Extract all of the entries and set them down verbatim.

** BEGIN The input **

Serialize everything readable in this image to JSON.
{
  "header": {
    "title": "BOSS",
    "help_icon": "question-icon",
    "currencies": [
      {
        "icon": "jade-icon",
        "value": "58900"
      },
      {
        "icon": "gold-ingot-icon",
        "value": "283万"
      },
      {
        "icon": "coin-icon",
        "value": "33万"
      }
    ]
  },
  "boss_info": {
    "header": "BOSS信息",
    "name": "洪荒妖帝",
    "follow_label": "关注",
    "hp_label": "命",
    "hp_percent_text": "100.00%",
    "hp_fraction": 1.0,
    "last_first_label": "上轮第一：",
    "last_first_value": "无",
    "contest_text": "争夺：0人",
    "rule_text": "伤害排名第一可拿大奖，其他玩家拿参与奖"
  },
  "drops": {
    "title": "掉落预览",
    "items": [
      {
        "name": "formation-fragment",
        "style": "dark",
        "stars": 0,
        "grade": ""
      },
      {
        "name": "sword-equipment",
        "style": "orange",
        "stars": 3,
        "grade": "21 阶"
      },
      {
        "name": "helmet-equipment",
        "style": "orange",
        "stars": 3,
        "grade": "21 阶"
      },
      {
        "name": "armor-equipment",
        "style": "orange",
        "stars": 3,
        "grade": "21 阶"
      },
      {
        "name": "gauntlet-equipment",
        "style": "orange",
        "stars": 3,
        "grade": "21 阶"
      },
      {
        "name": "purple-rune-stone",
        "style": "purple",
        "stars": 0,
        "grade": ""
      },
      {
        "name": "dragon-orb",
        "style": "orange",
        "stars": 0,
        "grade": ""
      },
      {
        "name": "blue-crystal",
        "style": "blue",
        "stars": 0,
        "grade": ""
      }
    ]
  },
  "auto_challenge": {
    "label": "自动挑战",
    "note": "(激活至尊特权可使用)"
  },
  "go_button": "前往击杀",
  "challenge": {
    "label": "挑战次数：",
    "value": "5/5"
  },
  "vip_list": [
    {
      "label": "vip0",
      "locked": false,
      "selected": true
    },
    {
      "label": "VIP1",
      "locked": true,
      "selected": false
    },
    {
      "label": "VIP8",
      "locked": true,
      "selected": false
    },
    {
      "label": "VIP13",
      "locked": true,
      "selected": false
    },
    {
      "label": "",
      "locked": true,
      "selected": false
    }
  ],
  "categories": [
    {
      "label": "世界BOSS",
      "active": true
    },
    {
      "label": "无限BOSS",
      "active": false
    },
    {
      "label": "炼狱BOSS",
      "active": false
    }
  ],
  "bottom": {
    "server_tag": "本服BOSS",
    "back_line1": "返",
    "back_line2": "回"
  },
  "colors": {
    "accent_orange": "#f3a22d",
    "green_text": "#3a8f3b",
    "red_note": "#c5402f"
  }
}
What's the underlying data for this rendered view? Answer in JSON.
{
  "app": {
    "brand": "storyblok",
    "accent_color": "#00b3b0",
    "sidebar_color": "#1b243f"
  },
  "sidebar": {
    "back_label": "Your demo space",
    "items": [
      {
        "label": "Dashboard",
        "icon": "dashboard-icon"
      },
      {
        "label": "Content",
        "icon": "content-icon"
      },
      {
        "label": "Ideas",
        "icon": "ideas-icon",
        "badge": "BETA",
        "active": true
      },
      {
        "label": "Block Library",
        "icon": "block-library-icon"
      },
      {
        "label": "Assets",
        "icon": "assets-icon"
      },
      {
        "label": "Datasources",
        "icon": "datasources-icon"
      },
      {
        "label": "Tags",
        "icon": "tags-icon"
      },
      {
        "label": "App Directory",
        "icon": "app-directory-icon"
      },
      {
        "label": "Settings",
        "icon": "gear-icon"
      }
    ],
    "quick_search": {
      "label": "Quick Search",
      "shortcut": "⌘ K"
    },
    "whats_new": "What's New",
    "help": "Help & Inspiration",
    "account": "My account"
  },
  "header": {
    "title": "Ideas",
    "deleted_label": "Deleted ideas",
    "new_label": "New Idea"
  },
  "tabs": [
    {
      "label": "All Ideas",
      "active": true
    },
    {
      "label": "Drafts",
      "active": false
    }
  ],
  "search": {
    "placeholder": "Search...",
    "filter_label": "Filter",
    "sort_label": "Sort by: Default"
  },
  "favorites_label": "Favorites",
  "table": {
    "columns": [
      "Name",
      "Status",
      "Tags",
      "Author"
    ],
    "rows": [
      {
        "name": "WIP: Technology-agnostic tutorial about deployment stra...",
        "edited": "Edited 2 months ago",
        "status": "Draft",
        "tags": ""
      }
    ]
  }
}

** END The input **

*The solution*.
Serialize everything readable in this image to JSON.
{
  "header": {
    "title": "BOSS",
    "help_icon": "question-icon",
    "currencies": [
      {
        "icon": "jade-icon",
        "value": "58900"
      },
      {
        "icon": "gold-ingot-icon",
        "value": "283万"
      },
      {
        "icon": "coin-icon",
        "value": "33万"
      }
    ]
  },
  "boss_info": {
    "header": "BOSS信息",
    "name": "洪荒妖帝",
    "follow_label": "关注",
    "hp_label": "命",
    "hp_percent_text": "100.00%",
    "hp_fraction": 1.0,
    "last_first_label": "上轮第一：",
    "last_first_value": "无",
    "contest_text": "争夺：0人",
    "rule_text": "伤害排名第一可拿大奖，其他玩家拿参与奖"
  },
  "drops": {
    "title": "掉落预览",
    "items": [
      {
        "name": "formation-fragment",
        "style": "dark",
        "stars": 0,
        "grade": ""
      },
      {
        "name": "sword-equipment",
        "style": "orange",
        "stars": 3,
        "grade": "21 阶"
      },
      {
        "name": "helmet-equipment",
        "style": "orange",
        "stars": 3,
        "grade": "21 阶"
      },
      {
        "name": "armor-equipment",
        "style": "orange",
        "stars": 3,
        "grade": "21 阶"
      },
      {
        "name": "gauntlet-equipment",
        "style": "orange",
        "stars": 3,
        "grade": "21 阶"
      },
      {
        "name": "purple-rune-stone",
        "style": "purple",
        "stars": 0,
        "grade": ""
      },
      {
        "name": "dragon-orb",
        "style": "orange",
        "stars": 0,
        "grade": ""
      },
      {
        "name": "blue-crystal",
        "style": "blue",
        "stars": 0,
        "grade": ""
      }
    ]
  },
  "auto_challenge": {
    "label": "自动挑战",
    "note": "(激活至尊特权可使用)"
  },
  "go_button": "前往击杀",
  "challenge": {
    "label": "挑战次数：",
    "value": "5/5"
  },
  "vip_list": [
    {
      "label": "vip0",
      "locked": false,
      "selected": true
    },
    {
      "label": "VIP1",
      "locked": true,
      "selected": false
    },
    {
      "label": "VIP8",
      "locked": true,
      "selected": false
    },
    {
      "label": "VIP13",
      "locked": true,
      "selected": false
    },
    {
      "label": "",
      "locked": true,
      "selected": false
    }
  ],
  "categories": [
    {
      "label": "世界BOSS",
      "active": true
    },
    {
      "label": "无限BOSS",
      "active": false
    },
    {
      "label": "炼狱BOSS",
      "active": false
    }
  ],
  "bottom": {
    "server_tag": "本服BOSS",
    "back_line1": "返",
    "back_line2": "回"
  },
  "colors": {
    "accent_orange": "#f3a22d",
    "green_text": "#3a8f3b",
    "red_note": "#c5402f"
  }
}
What's the underlying data for this rendered view? Answer in JSON.
{
  "app": {
    "brand": "storyblok",
    "accent_color": "#00b3b0",
    "sidebar_color": "#1b243f"
  },
  "sidebar": {
    "back_label": "Your demo space",
    "items": [
      {
        "label": "Dashboard",
        "icon": "dashboard-icon"
      },
      {
        "label": "Content",
        "icon": "content-icon"
      },
      {
        "label": "Ideas",
        "icon": "ideas-icon",
        "badge": "BETA",
        "active": true
      },
      {
        "label": "Block Library",
        "icon": "block-library-icon"
      },
      {
        "label": "Assets",
        "icon": "assets-icon"
      },
      {
        "label": "Datasources",
        "icon": "datasources-icon"
      },
      {
        "label": "Tags",
        "icon": "tags-icon"
      },
      {
        "label": "App Directory",
        "icon": "app-directory-icon"
      },
      {
        "label": "Settings",
        "icon": "gear-icon"
      }
    ],
    "quick_search": {
      "label": "Quick Search",
      "shortcut": "⌘ K"
    },
    "whats_new": "What's New",
    "help": "Help & Inspiration",
    "account": "My account"
  },
  "header": {
    "title": "Ideas",
    "deleted_label": "Deleted ideas",
    "new_label": "New Idea"
  },
  "tabs": [
    {
      "label": "All Ideas",
      "active": true
    },
    {
      "label": "Drafts",
      "active": false
    }
  ],
  "search": {
    "placeholder": "Search...",
    "filter_label": "Filter",
    "sort_label": "Sort by: Default"
  },
  "favorites_label": "Favorites",
  "table": {
    "columns": [
      "Name",
      "Status",
      "Tags",
      "Author"
    ],
    "rows": [
      {
        "name": "WIP: Technology-agnostic tutorial about deployment stra...",
        "edited": "Edited 2 months ago",
        "status": "Draft",
        "tags": ""
      }
    ]
  }
}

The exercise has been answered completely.